Job: Below are some entries. Copy each line that holds the string "true".

Given information:
.....
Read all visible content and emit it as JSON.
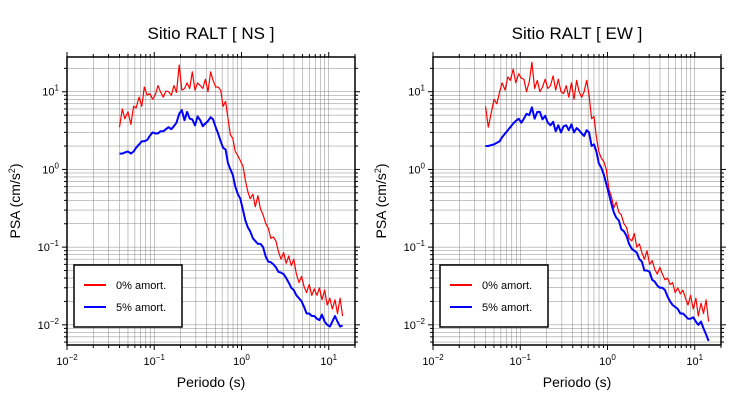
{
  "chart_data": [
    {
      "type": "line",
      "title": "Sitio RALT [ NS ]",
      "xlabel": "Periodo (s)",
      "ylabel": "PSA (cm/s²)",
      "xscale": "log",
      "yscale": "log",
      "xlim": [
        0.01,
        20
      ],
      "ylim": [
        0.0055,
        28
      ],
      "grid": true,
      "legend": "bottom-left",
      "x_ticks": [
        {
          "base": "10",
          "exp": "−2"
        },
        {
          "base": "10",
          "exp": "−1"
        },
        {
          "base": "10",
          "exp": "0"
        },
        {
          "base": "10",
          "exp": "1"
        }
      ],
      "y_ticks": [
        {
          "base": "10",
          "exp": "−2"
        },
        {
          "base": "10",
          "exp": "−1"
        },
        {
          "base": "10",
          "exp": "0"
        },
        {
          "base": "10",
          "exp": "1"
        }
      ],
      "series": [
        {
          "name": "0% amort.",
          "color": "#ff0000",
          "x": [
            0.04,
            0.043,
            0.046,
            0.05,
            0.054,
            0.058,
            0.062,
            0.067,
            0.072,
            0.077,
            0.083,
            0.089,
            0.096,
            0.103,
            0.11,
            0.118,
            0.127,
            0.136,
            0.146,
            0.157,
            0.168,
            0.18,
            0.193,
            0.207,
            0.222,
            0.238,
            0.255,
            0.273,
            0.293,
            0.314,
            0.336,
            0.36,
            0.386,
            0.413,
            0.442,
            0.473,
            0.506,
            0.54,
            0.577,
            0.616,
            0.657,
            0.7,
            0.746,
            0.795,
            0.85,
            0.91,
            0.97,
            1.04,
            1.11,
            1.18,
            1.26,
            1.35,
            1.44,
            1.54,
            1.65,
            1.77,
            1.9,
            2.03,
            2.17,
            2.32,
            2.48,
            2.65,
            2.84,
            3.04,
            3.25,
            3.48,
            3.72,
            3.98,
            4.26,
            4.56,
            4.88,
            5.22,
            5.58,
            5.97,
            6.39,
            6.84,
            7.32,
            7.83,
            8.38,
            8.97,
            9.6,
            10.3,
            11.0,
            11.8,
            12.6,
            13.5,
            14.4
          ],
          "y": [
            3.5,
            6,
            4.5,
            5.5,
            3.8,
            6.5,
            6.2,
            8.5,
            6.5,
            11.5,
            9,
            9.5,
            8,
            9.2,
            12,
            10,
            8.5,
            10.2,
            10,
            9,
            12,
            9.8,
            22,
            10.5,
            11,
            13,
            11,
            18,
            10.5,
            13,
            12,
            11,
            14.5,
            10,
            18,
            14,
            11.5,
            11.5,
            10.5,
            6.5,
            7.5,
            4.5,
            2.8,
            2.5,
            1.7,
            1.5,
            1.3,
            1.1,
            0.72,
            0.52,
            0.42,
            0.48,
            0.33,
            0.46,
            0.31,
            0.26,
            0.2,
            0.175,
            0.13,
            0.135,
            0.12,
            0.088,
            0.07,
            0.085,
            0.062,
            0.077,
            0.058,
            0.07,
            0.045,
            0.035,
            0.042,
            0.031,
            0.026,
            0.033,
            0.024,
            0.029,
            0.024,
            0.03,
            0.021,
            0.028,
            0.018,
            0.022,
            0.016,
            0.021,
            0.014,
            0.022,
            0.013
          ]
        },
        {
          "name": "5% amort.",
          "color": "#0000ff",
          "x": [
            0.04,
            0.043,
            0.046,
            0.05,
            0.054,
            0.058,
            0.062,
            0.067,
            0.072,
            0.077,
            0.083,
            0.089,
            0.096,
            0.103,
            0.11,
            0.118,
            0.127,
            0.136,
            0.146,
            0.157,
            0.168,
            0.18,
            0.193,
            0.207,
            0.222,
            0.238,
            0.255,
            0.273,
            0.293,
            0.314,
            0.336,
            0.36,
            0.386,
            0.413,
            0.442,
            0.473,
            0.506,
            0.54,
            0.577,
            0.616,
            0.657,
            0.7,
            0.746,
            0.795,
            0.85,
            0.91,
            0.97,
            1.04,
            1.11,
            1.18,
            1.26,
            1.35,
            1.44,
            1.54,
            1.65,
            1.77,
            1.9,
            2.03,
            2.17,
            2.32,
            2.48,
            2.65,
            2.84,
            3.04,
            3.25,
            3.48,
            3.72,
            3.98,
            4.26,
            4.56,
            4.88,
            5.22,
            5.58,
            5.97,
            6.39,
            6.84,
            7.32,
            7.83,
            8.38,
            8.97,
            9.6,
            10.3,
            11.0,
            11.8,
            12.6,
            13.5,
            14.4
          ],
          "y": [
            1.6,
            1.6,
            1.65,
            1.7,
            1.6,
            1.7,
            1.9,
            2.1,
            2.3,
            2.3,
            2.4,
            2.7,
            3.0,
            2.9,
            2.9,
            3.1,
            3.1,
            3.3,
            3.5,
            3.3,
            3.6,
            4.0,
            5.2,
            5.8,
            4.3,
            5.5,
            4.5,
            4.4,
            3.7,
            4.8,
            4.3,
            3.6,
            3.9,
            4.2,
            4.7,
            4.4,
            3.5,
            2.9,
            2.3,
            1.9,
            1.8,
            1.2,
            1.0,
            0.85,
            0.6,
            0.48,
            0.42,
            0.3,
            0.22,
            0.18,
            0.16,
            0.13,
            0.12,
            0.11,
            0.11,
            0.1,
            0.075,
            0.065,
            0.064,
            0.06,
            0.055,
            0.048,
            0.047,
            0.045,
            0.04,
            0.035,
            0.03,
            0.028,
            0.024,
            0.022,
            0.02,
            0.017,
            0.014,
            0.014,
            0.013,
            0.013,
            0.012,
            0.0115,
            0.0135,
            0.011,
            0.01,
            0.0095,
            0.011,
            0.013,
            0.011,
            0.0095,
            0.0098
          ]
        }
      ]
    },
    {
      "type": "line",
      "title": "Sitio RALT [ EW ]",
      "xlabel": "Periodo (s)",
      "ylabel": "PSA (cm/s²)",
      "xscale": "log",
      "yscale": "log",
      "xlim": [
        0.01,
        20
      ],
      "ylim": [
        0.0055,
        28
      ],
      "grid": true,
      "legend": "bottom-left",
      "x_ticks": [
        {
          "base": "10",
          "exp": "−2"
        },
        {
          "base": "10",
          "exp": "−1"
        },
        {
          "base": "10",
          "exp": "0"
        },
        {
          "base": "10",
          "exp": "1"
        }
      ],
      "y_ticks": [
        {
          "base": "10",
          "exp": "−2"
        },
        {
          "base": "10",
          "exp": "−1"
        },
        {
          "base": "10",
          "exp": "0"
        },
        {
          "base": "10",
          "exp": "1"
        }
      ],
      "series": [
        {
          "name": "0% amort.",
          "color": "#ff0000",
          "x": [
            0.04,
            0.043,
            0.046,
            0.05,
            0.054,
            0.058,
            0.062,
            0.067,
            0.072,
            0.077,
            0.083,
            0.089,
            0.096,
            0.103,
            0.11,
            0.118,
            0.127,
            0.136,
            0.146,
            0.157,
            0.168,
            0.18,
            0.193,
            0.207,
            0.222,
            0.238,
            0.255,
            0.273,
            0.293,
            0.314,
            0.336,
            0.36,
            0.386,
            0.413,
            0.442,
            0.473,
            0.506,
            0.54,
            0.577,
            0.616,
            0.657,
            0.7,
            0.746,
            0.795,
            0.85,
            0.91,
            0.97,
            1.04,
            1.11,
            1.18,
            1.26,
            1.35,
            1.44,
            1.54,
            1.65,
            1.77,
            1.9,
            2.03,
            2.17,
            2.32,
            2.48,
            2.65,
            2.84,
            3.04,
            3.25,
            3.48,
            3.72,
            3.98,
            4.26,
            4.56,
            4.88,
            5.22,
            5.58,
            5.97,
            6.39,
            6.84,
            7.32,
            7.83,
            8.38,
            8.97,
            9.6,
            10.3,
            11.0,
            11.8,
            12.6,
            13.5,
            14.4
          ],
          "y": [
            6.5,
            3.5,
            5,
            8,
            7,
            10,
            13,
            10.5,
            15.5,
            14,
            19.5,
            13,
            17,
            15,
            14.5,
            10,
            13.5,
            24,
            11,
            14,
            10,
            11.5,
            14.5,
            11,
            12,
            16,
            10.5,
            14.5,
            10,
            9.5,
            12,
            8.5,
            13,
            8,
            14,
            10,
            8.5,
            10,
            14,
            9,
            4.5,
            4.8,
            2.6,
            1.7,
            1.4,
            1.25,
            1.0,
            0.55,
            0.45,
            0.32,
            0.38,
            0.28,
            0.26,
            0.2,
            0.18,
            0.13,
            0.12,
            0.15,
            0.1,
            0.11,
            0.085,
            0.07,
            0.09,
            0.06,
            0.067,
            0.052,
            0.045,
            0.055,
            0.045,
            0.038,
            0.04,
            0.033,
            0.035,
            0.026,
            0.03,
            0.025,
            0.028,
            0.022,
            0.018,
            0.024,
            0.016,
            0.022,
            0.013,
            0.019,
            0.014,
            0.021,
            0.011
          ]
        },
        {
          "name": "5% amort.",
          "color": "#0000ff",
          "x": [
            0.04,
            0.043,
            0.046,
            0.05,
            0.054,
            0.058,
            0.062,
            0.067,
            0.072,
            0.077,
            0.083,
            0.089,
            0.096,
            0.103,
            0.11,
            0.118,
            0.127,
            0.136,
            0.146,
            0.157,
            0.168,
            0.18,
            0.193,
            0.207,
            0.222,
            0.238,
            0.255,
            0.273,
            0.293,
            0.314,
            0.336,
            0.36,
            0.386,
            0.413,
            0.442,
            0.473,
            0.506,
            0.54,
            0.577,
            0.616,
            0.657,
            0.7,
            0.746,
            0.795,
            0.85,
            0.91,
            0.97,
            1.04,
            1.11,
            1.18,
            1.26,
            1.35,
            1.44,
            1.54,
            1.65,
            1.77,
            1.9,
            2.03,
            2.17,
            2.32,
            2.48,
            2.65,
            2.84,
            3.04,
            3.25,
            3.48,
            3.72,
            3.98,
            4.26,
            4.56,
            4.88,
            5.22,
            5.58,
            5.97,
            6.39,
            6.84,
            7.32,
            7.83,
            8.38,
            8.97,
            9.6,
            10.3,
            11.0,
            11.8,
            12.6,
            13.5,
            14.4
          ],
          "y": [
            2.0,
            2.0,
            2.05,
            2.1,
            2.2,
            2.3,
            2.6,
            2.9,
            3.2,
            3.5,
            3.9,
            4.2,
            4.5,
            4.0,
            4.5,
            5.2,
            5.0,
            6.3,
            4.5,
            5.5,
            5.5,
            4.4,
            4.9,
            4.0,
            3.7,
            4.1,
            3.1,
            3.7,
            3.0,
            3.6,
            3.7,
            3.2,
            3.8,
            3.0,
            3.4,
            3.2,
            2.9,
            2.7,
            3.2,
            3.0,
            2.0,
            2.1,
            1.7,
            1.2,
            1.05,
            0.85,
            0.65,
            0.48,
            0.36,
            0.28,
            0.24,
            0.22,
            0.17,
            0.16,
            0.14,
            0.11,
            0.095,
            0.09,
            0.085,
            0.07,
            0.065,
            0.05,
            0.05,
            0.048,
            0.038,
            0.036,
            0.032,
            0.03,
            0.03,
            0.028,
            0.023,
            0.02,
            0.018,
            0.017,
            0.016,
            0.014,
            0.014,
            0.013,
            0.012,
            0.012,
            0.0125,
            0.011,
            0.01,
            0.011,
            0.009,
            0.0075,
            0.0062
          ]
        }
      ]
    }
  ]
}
.....
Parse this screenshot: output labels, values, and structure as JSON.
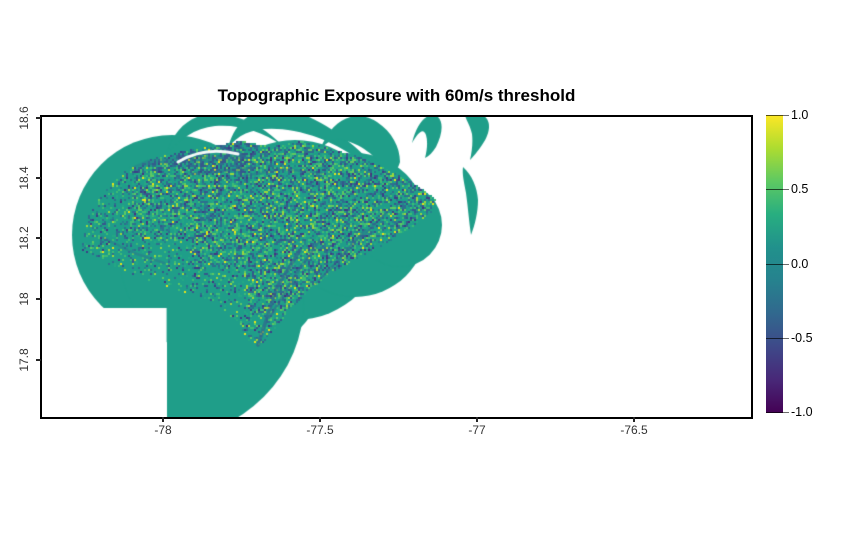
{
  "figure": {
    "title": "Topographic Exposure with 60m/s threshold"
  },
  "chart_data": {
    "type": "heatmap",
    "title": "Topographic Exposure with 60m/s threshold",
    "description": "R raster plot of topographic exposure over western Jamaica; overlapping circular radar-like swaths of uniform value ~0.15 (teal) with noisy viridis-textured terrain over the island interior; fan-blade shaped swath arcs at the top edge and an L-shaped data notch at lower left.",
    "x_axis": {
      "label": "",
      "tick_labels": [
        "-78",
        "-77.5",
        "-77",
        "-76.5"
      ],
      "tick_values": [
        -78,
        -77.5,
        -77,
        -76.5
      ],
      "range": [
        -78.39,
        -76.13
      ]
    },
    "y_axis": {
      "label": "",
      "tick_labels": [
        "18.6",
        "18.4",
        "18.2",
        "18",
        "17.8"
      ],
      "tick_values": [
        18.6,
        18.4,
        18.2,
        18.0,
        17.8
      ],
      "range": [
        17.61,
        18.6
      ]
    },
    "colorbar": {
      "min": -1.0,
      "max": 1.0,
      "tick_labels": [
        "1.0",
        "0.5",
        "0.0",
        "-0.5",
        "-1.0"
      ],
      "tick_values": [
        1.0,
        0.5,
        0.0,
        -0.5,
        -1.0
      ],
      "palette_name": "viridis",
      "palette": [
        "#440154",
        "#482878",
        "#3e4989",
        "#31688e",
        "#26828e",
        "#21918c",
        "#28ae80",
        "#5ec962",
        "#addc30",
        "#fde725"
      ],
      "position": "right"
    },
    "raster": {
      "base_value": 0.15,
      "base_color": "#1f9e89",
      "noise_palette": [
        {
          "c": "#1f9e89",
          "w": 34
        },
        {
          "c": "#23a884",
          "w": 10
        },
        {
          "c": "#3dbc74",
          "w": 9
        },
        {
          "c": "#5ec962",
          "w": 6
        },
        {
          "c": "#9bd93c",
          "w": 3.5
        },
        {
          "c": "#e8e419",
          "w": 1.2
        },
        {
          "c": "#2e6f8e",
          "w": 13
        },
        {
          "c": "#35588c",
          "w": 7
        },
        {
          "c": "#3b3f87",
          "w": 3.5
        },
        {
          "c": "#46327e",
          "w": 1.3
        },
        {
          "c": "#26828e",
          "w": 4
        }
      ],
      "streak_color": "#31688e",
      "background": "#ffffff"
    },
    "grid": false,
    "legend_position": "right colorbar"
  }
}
.....
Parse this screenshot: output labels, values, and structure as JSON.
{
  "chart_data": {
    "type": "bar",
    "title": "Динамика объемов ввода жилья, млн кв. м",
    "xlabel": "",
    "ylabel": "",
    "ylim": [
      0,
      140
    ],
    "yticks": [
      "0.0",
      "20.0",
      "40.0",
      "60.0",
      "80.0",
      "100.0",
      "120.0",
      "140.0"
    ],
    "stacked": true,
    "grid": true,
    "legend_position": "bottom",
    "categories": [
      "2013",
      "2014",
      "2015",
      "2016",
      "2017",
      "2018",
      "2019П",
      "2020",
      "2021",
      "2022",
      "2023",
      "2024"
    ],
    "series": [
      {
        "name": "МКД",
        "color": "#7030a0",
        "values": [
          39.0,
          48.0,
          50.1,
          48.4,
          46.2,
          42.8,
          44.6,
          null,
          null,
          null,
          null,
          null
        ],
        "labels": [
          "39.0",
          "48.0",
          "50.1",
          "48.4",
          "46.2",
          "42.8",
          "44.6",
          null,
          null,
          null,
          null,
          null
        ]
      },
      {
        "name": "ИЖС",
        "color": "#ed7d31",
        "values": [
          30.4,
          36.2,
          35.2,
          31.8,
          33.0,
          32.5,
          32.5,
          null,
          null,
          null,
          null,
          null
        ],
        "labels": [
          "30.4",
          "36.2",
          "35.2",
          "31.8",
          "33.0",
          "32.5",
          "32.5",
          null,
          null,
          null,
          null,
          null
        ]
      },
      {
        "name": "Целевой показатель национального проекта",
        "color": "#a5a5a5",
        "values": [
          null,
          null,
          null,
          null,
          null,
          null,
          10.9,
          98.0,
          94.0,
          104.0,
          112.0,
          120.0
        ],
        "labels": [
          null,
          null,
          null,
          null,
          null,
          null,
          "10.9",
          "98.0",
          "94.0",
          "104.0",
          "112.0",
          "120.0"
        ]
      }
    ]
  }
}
.....
Exercise solution:
      "grid": true,
      "grid": true,
    "stacked": true,
    "grid": true,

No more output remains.